── Raw data
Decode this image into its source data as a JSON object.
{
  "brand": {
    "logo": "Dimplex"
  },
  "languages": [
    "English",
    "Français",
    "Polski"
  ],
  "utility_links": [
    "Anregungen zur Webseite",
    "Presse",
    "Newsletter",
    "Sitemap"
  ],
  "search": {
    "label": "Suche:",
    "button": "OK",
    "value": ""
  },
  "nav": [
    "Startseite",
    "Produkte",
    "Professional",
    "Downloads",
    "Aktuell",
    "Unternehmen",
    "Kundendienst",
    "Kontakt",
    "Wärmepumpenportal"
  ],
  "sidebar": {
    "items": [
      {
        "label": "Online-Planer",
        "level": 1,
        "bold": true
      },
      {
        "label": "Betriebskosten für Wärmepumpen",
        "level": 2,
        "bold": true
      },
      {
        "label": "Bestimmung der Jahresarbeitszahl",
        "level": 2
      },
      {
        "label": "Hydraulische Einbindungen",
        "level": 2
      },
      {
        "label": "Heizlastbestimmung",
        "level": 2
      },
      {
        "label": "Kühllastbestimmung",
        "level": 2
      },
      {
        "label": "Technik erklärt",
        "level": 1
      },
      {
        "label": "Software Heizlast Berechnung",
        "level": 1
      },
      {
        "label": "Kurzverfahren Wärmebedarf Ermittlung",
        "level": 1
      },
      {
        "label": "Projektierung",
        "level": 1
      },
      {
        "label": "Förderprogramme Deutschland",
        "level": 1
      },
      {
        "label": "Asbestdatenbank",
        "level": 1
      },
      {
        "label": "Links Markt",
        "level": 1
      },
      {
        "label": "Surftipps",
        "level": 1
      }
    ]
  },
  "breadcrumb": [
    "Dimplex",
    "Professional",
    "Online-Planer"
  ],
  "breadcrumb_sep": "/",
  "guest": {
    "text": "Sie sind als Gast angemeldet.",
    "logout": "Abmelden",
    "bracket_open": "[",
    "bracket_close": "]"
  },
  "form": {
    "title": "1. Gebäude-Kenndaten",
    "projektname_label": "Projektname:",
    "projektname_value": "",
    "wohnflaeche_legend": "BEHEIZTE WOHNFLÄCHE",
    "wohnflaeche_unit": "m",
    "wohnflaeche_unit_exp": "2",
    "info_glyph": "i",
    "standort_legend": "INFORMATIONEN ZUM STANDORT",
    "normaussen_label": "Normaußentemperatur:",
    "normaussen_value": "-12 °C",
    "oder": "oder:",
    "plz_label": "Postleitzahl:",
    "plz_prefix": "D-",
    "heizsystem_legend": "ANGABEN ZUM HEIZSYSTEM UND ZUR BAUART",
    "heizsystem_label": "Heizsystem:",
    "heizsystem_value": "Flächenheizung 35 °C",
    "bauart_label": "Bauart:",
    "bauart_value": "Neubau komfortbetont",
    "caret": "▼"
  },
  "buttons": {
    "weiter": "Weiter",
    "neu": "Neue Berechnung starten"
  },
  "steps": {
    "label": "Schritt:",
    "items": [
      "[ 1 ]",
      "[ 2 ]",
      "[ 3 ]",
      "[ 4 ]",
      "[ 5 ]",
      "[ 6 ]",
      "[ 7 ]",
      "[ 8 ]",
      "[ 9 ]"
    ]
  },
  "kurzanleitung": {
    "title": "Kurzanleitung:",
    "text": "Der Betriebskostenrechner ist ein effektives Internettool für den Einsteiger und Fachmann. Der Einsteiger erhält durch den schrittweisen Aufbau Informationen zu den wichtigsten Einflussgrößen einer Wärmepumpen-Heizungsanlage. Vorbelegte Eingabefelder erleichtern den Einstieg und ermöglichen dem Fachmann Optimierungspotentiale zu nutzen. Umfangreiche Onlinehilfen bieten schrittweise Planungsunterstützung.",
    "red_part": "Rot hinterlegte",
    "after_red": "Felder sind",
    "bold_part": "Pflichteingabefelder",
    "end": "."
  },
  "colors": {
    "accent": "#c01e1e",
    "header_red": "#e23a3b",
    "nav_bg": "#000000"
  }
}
────
- **Aim of the task**
Retype the records above exactly.

- **Expected answer**
Decode this image into its source data as a JSON object.
{
  "brand": {
    "logo": "Dimplex"
  },
  "languages": [
    "English",
    "Français",
    "Polski"
  ],
  "utility_links": [
    "Anregungen zur Webseite",
    "Presse",
    "Newsletter",
    "Sitemap"
  ],
  "search": {
    "label": "Suche:",
    "button": "OK",
    "value": ""
  },
  "nav": [
    "Startseite",
    "Produkte",
    "Professional",
    "Downloads",
    "Aktuell",
    "Unternehmen",
    "Kundendienst",
    "Kontakt",
    "Wärmepumpenportal"
  ],
  "sidebar": {
    "items": [
      {
        "label": "Online-Planer",
        "level": 1,
        "bold": true
      },
      {
        "label": "Betriebskosten für Wärmepumpen",
        "level": 2,
        "bold": true
      },
      {
        "label": "Bestimmung der Jahresarbeitszahl",
        "level": 2
      },
      {
        "label": "Hydraulische Einbindungen",
        "level": 2
      },
      {
        "label": "Heizlastbestimmung",
        "level": 2
      },
      {
        "label": "Kühllastbestimmung",
        "level": 2
      },
      {
        "label": "Technik erklärt",
        "level": 1
      },
      {
        "label": "Software Heizlast Berechnung",
        "level": 1
      },
      {
        "label": "Kurzverfahren Wärmebedarf Ermittlung",
        "level": 1
      },
      {
        "label": "Projektierung",
        "level": 1
      },
      {
        "label": "Förderprogramme Deutschland",
        "level": 1
      },
      {
        "label": "Asbestdatenbank",
        "level": 1
      },
      {
        "label": "Links Markt",
        "level": 1
      },
      {
        "label": "Surftipps",
        "level": 1
      }
    ]
  },
  "breadcrumb": [
    "Dimplex",
    "Professional",
    "Online-Planer"
  ],
  "breadcrumb_sep": "/",
  "guest": {
    "text": "Sie sind als Gast angemeldet.",
    "logout": "Abmelden",
    "bracket_open": "[",
    "bracket_close": "]"
  },
  "form": {
    "title": "1. Gebäude-Kenndaten",
    "projektname_label": "Projektname:",
    "projektname_value": "",
    "wohnflaeche_legend": "BEHEIZTE WOHNFLÄCHE",
    "wohnflaeche_unit": "m",
    "wohnflaeche_unit_exp": "2",
    "info_glyph": "i",
    "standort_legend": "INFORMATIONEN ZUM STANDORT",
    "normaussen_label": "Normaußentemperatur:",
    "normaussen_value": "-12 °C",
    "oder": "oder:",
    "plz_label": "Postleitzahl:",
    "plz_prefix": "D-",
    "heizsystem_legend": "ANGABEN ZUM HEIZSYSTEM UND ZUR BAUART",
    "heizsystem_label": "Heizsystem:",
    "heizsystem_value": "Flächenheizung 35 °C",
    "bauart_label": "Bauart:",
    "bauart_value": "Neubau komfortbetont",
    "caret": "▼"
  },
  "buttons": {
    "weiter": "Weiter",
    "neu": "Neue Berechnung starten"
  },
  "steps": {
    "label": "Schritt:",
    "items": [
      "[ 1 ]",
      "[ 2 ]",
      "[ 3 ]",
      "[ 4 ]",
      "[ 5 ]",
      "[ 6 ]",
      "[ 7 ]",
      "[ 8 ]",
      "[ 9 ]"
    ]
  },
  "kurzanleitung": {
    "title": "Kurzanleitung:",
    "text": "Der Betriebskostenrechner ist ein effektives Internettool für den Einsteiger und Fachmann. Der Einsteiger erhält durch den schrittweisen Aufbau Informationen zu den wichtigsten Einflussgrößen einer Wärmepumpen-Heizungsanlage. Vorbelegte Eingabefelder erleichtern den Einstieg und ermöglichen dem Fachmann Optimierungspotentiale zu nutzen. Umfangreiche Onlinehilfen bieten schrittweise Planungsunterstützung.",
    "red_part": "Rot hinterlegte",
    "after_red": "Felder sind",
    "bold_part": "Pflichteingabefelder",
    "end": "."
  },
  "colors": {
    "accent": "#c01e1e",
    "header_red": "#e23a3b",
    "nav_bg": "#000000"
  }
}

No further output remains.